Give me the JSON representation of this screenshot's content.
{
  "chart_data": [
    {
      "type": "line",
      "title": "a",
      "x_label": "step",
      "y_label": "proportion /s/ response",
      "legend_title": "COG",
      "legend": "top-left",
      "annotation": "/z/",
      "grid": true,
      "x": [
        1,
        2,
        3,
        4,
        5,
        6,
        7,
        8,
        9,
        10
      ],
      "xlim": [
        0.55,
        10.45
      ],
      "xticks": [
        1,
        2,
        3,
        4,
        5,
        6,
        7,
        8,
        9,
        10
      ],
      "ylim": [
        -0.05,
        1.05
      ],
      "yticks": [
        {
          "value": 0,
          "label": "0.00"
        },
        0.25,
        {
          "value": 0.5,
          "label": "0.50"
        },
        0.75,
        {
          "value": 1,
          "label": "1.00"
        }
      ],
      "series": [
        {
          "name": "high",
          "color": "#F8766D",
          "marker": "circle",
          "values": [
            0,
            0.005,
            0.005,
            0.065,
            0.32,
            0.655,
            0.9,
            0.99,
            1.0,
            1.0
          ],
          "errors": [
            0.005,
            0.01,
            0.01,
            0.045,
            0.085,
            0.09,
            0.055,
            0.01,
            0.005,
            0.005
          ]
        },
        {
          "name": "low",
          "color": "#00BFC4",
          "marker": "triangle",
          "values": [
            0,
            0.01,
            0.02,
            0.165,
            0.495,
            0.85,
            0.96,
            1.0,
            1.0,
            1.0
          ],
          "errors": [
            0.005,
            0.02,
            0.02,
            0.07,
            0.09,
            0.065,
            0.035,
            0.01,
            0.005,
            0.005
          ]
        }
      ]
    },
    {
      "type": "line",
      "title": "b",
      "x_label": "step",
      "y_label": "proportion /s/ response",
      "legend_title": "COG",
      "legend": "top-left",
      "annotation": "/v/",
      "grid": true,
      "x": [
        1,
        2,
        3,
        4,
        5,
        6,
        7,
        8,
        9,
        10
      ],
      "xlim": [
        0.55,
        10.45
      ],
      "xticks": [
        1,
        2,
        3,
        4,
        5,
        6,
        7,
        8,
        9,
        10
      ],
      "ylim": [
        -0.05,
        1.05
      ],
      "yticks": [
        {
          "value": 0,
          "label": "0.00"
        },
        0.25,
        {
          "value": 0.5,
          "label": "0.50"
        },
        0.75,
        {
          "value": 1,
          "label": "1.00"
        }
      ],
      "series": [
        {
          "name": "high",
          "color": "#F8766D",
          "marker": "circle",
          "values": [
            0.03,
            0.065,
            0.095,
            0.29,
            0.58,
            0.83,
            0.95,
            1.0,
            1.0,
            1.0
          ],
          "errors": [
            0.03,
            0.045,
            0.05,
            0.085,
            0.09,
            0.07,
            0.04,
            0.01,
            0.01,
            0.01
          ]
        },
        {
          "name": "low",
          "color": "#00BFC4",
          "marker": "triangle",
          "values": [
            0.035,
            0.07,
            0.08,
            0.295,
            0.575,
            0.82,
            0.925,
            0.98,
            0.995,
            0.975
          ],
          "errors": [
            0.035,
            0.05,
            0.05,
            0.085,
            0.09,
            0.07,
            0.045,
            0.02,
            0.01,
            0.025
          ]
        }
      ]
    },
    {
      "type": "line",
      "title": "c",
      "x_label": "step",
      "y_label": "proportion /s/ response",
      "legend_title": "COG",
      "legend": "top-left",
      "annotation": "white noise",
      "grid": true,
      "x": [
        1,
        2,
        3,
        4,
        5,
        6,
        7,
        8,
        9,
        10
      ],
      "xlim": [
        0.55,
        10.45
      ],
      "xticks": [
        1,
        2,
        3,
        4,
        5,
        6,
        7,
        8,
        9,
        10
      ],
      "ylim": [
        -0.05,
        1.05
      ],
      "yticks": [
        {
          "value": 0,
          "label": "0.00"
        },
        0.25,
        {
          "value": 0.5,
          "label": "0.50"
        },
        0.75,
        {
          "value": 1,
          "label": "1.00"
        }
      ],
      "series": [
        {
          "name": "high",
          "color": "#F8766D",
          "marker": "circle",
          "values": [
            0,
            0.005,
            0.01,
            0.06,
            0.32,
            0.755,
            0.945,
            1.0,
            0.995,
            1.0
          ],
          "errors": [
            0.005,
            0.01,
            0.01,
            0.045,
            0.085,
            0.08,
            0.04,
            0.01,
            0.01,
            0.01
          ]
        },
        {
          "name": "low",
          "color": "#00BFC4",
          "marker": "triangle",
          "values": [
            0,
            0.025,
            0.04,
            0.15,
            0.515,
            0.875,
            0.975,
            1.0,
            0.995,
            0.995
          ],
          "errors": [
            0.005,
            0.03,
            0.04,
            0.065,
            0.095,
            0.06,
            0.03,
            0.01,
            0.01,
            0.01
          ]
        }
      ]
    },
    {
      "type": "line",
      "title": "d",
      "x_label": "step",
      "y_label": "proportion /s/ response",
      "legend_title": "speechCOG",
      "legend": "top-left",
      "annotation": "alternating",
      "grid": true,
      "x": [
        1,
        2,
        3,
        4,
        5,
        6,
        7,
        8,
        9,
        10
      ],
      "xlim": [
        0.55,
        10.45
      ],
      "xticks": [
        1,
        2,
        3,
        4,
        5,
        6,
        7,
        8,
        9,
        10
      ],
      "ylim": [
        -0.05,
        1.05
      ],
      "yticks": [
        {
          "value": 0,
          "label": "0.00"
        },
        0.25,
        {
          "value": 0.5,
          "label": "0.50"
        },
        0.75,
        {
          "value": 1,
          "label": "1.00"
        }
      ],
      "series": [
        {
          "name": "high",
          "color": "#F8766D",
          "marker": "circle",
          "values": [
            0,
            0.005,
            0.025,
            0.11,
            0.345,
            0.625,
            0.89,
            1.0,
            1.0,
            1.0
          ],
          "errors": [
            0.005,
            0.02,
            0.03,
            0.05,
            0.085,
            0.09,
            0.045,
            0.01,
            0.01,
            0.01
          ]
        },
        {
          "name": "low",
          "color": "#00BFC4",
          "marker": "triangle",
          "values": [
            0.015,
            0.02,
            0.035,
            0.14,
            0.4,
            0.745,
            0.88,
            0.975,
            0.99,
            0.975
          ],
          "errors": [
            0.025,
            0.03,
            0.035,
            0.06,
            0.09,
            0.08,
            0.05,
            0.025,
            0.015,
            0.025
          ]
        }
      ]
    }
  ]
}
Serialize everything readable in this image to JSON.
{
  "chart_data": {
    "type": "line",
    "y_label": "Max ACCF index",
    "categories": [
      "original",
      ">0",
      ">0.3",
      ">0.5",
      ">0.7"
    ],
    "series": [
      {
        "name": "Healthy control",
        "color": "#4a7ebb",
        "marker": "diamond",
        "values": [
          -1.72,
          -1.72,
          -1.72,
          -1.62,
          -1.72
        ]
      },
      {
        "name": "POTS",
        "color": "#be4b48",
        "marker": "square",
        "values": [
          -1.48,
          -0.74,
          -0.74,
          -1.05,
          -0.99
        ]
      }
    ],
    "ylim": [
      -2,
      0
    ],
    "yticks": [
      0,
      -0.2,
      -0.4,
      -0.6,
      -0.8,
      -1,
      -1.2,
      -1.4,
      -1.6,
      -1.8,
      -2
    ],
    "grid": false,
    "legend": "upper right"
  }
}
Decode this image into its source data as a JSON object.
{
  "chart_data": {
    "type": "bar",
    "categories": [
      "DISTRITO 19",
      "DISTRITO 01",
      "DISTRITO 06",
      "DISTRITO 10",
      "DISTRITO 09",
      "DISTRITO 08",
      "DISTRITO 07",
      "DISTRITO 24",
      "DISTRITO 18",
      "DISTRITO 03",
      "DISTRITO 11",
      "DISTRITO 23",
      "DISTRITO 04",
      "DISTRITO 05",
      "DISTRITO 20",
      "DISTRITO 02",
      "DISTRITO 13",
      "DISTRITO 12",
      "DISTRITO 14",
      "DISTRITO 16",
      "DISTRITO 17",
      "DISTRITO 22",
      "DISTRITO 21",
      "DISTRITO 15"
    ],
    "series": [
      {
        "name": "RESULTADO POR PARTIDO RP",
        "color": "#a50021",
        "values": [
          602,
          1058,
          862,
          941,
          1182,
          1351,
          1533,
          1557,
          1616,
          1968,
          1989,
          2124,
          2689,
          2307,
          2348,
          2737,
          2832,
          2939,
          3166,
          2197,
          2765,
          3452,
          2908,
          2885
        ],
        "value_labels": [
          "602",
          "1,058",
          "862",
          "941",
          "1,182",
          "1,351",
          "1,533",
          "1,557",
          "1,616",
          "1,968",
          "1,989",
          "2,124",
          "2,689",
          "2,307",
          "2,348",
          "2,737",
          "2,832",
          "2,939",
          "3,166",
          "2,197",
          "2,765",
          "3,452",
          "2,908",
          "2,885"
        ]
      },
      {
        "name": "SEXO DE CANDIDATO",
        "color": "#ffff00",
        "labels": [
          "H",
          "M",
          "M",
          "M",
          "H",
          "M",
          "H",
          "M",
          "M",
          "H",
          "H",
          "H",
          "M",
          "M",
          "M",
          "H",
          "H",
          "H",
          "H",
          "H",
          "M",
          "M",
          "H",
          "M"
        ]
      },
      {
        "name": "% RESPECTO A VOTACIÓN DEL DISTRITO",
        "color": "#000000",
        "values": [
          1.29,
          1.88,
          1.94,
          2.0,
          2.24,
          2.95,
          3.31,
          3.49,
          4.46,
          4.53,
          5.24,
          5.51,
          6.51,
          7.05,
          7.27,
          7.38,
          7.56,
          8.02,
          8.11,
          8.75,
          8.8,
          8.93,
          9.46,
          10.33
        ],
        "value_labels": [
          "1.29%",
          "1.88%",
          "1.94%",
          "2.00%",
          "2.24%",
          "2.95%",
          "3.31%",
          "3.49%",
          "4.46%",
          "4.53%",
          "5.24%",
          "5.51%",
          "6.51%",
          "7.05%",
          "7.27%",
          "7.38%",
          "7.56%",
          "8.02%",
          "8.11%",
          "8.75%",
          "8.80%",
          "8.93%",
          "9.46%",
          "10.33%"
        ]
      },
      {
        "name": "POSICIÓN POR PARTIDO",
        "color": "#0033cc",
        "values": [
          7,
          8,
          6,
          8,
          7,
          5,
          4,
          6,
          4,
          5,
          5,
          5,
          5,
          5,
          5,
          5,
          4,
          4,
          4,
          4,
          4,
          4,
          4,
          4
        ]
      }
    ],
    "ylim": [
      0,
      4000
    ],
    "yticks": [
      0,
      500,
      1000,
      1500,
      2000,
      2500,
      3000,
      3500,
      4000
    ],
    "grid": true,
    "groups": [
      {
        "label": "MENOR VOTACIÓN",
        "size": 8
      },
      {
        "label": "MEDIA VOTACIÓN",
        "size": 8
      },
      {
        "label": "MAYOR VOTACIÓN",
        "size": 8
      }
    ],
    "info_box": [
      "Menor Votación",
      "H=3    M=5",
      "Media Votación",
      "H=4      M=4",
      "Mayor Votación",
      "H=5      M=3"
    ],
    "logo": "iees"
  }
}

☆ ☆ ☆ ☆ ☆ ☆ ☆

__Given problem__.
Of the lines in the material above, state how many contain the string "PARTIDO"; give no other text.

__Output for this task__.
2